WHAT THE EXERCISE ASKS
Below are records; state how many of their lines hold the word "FERROVIA", and give only the figure.

* start *

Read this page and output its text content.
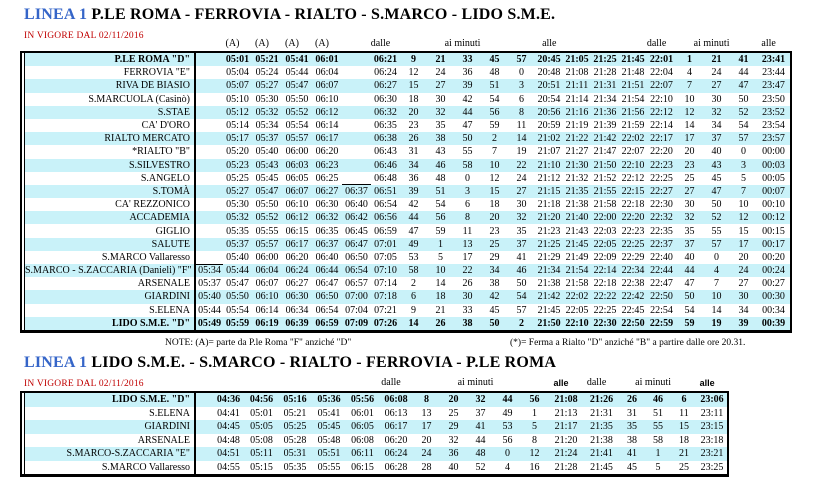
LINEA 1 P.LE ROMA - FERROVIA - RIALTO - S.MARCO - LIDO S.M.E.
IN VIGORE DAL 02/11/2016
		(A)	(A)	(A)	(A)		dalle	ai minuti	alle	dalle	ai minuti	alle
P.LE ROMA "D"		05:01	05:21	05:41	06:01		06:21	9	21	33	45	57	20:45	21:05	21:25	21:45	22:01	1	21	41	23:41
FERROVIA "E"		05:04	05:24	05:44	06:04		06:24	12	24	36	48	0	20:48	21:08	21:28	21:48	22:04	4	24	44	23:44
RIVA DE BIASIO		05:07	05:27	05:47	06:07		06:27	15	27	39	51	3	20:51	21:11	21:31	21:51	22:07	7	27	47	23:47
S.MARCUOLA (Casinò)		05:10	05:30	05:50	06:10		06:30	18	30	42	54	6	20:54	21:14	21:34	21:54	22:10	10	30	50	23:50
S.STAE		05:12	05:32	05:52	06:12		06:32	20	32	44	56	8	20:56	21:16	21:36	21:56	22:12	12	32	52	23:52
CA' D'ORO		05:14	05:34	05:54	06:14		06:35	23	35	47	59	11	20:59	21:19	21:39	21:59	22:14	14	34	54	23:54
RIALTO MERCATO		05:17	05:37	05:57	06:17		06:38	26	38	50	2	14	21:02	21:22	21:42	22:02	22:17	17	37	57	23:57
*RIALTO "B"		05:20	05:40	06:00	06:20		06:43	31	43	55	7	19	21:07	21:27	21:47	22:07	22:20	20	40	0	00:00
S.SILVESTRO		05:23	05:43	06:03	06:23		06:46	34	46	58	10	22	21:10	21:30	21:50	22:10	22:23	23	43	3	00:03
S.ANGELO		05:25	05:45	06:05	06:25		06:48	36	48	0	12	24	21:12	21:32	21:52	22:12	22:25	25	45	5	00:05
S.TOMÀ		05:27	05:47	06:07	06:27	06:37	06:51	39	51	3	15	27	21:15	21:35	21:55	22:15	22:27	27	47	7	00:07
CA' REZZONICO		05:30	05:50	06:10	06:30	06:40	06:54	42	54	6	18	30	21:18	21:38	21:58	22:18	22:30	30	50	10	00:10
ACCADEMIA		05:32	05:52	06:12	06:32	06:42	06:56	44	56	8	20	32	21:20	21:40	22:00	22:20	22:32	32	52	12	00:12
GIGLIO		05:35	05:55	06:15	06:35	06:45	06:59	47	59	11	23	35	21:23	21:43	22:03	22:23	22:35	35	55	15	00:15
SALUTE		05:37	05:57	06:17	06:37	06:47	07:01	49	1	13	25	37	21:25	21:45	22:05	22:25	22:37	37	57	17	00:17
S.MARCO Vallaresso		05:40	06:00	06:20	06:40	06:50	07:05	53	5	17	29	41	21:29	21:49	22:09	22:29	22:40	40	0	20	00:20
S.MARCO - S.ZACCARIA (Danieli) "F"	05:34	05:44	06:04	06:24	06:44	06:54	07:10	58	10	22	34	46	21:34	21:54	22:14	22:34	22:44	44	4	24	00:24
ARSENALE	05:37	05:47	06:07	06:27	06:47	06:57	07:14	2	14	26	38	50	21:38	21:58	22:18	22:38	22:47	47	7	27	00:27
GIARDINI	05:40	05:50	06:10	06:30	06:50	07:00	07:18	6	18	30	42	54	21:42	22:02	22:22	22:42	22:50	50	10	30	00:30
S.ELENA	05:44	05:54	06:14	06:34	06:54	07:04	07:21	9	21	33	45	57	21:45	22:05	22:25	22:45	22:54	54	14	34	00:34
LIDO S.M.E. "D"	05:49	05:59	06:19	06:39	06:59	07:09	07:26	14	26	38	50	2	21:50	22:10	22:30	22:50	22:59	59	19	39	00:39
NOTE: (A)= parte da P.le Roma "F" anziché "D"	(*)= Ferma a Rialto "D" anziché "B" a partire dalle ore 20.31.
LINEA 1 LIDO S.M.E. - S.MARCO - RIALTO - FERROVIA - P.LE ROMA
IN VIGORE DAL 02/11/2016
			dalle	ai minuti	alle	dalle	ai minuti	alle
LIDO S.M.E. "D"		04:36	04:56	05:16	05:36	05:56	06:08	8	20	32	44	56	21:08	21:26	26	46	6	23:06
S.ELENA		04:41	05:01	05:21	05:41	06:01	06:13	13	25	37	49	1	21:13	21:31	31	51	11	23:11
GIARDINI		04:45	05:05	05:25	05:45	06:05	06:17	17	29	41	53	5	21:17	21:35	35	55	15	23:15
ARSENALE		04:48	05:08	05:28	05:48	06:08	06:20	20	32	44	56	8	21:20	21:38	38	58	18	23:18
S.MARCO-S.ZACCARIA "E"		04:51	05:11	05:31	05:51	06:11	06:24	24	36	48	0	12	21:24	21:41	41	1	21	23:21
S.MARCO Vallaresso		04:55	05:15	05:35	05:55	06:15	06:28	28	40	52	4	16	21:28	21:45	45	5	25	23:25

* end *

TASK RESULT
3